▶ **Task brief**:
Locate the lines of the listing below that hold "maximize", then copy each of them.

▶ **Data to process**:
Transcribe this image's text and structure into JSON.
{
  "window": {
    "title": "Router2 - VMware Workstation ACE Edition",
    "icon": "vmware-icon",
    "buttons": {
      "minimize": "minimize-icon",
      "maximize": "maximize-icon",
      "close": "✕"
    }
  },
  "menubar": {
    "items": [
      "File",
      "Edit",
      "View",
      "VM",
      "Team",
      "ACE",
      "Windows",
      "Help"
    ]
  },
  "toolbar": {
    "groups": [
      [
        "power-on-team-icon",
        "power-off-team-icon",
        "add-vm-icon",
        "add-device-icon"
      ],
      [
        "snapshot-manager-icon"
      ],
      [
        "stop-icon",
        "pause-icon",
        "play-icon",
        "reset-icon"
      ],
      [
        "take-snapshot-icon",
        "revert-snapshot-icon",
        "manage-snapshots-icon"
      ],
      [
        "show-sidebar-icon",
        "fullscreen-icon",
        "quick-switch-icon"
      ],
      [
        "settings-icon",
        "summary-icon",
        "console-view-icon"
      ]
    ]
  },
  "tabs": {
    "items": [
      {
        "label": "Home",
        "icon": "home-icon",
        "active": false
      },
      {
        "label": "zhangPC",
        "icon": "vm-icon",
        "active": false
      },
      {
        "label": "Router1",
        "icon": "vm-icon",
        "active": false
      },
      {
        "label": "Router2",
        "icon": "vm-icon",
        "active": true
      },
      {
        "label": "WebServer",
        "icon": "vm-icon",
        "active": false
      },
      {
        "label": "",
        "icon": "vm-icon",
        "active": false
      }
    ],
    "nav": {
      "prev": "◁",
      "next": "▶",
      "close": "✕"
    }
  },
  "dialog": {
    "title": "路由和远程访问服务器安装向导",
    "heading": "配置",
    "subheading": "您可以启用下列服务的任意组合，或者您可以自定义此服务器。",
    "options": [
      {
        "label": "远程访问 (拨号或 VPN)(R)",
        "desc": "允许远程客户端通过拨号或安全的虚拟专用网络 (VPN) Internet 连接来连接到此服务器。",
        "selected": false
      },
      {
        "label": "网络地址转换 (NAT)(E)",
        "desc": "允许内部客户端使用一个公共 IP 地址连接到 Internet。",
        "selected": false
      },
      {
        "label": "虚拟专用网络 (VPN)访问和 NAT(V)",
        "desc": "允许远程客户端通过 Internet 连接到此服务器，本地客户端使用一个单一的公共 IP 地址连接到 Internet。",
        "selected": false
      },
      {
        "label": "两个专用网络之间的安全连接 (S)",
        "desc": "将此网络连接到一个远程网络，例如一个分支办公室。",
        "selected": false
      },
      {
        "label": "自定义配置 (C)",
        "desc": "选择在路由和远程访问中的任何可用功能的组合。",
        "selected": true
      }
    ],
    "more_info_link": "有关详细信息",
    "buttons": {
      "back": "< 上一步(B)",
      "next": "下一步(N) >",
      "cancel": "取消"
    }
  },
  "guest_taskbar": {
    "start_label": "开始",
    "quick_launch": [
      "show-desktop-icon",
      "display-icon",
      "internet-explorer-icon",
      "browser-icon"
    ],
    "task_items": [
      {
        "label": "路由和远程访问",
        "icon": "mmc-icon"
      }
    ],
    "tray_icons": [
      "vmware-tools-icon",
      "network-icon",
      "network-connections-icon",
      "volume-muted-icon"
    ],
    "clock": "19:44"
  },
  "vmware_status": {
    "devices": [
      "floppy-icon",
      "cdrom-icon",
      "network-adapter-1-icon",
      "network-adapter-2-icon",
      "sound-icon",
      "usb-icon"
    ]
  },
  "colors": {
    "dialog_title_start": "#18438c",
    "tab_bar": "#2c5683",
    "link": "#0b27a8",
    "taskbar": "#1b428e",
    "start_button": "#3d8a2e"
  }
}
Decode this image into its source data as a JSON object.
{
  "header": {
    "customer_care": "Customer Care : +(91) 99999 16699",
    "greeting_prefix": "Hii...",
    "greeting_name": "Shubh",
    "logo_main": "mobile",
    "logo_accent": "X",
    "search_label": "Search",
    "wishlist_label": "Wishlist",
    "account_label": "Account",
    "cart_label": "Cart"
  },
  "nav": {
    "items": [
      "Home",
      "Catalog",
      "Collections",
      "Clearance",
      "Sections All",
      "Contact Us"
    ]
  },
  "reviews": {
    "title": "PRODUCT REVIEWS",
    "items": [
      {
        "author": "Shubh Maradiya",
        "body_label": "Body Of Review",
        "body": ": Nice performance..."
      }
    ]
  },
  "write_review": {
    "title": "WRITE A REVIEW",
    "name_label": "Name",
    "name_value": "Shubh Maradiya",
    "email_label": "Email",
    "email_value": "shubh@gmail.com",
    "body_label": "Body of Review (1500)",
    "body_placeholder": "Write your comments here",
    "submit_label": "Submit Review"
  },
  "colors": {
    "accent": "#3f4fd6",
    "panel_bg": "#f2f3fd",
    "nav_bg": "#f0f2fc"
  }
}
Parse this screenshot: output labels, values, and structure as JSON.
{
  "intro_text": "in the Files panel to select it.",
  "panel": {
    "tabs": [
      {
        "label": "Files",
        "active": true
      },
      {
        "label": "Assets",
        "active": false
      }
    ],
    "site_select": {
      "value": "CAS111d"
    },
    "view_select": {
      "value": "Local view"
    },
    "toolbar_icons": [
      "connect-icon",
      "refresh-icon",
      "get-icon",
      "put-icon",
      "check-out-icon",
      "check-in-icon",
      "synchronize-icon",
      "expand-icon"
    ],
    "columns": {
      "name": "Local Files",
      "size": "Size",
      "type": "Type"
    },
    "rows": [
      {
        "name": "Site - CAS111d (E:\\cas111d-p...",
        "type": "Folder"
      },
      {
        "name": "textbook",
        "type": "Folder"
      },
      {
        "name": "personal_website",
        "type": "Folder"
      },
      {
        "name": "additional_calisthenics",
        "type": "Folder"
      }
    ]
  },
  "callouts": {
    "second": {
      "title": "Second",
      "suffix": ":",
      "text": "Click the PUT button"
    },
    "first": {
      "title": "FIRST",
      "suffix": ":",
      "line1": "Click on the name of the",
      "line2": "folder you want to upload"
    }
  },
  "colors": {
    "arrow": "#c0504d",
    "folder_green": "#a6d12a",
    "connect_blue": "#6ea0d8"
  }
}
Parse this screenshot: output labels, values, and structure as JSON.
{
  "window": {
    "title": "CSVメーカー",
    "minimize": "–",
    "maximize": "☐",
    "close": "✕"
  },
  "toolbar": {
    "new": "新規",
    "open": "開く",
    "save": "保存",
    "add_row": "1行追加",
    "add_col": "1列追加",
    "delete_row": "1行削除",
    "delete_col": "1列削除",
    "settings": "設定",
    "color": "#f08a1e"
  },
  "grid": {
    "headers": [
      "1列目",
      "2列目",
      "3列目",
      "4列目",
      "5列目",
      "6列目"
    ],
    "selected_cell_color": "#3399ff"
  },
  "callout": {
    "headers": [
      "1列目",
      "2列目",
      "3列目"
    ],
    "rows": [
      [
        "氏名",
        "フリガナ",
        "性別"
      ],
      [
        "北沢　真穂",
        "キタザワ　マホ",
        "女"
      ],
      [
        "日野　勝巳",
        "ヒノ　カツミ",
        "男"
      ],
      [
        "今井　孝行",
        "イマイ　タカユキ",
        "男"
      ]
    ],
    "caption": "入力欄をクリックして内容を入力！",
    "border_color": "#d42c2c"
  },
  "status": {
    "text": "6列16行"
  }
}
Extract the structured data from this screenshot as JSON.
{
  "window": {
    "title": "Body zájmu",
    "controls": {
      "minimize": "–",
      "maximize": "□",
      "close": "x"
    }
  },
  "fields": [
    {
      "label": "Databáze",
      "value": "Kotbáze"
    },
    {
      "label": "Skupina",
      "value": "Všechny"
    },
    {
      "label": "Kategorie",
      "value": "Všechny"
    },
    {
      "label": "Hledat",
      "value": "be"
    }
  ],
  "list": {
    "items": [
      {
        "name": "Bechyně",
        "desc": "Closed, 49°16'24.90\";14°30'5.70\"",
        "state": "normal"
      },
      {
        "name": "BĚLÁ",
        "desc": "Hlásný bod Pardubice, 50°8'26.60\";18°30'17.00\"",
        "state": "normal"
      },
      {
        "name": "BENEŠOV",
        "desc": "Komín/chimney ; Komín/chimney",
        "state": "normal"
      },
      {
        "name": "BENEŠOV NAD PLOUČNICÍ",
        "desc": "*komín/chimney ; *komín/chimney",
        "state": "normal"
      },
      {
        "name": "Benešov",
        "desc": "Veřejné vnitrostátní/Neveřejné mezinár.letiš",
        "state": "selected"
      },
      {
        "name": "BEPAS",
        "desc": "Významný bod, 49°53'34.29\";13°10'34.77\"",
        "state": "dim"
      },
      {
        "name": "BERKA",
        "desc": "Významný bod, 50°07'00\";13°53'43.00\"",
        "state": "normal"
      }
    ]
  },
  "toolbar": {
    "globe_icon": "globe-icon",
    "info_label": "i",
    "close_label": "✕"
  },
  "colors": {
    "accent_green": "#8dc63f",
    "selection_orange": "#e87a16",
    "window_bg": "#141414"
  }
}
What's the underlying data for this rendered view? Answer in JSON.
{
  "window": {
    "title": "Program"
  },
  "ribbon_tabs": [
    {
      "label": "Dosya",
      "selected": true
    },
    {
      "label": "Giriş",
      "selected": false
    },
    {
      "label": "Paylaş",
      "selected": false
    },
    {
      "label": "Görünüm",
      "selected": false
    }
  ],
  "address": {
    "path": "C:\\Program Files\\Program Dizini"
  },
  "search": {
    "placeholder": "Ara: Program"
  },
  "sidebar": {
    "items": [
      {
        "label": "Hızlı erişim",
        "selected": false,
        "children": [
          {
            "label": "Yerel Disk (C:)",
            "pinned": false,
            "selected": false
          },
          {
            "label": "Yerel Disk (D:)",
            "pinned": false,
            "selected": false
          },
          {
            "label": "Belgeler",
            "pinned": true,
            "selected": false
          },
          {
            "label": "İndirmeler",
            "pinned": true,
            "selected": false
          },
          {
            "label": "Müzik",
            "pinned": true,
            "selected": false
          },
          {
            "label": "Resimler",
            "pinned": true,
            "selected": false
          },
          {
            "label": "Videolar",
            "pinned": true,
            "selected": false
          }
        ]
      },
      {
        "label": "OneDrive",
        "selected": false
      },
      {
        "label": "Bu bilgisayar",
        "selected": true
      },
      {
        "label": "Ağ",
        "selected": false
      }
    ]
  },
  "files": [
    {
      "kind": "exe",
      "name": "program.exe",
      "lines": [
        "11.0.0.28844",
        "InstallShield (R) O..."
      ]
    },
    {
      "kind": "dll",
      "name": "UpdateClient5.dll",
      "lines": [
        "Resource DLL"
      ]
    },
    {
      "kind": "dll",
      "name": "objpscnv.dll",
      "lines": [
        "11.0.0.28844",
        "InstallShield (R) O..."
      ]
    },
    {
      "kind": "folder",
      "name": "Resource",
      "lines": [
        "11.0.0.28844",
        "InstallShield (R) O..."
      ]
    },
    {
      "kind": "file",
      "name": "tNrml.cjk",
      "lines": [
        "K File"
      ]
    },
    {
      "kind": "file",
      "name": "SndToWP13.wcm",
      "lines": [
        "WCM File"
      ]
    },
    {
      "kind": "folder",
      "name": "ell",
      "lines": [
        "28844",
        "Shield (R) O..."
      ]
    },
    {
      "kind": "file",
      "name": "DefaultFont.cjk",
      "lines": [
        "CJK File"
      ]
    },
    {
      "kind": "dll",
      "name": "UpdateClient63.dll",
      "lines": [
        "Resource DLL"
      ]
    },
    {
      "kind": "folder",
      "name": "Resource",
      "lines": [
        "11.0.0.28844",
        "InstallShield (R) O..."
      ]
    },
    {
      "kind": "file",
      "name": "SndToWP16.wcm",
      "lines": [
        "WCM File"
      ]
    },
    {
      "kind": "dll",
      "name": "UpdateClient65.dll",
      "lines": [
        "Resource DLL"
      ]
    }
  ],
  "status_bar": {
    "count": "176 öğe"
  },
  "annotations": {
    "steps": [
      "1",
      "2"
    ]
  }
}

▶ **Task output**:
      "maximize": "maximize-icon",
    "maximize": "☐",
      "maximize": "□",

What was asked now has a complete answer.